(begin)

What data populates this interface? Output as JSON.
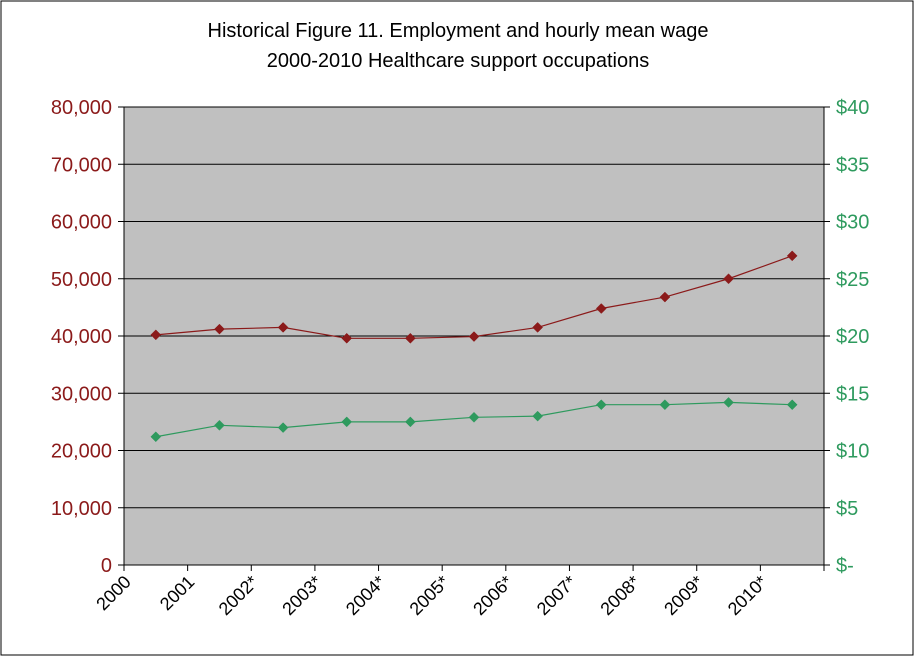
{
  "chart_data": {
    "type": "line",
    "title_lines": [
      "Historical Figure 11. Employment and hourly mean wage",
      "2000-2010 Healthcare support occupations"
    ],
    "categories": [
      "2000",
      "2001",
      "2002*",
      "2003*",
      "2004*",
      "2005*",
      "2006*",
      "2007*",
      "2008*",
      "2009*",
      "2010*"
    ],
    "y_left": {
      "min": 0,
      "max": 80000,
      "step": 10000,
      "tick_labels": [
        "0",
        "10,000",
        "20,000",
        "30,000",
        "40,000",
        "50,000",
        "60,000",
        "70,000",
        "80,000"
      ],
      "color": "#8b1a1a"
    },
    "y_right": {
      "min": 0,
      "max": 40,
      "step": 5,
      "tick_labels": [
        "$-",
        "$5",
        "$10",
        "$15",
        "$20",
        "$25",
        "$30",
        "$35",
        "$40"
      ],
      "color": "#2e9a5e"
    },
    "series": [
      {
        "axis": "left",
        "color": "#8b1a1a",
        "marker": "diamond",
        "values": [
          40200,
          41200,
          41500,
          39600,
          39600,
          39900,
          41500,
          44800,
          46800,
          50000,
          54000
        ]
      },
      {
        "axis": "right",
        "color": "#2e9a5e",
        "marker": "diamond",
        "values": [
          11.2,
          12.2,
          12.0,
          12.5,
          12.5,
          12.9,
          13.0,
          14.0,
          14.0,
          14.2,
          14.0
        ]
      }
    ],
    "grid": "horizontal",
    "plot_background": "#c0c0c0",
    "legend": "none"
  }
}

(end)
(begin)

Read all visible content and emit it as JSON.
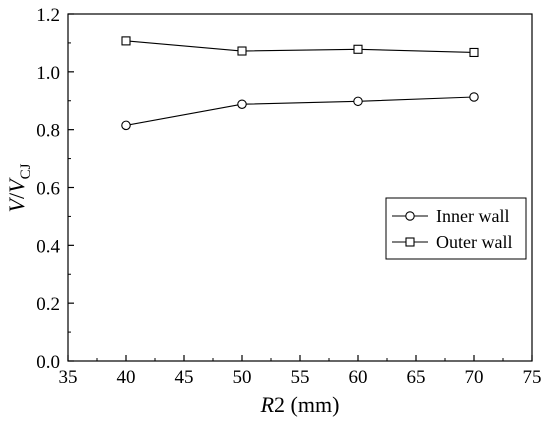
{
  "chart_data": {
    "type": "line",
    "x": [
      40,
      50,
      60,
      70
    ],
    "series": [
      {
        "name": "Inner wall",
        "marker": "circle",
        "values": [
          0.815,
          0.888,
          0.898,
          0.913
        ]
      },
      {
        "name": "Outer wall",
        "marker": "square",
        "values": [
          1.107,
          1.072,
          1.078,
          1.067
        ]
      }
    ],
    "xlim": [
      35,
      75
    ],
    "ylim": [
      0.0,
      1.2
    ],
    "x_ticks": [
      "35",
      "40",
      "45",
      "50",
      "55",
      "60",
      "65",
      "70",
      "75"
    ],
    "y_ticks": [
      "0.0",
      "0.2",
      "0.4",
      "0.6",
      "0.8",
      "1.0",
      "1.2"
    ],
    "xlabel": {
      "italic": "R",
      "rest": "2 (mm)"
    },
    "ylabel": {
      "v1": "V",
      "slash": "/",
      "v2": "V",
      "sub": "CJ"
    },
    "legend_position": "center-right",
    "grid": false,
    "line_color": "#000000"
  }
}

(end)

Given exercise >>
Search the data above for the string "marker" and copy each line that has it.

Correct output >>
        "marker": "diamond",
        "marker": "diamond",
        "marker": "circle",
        "marker": "square",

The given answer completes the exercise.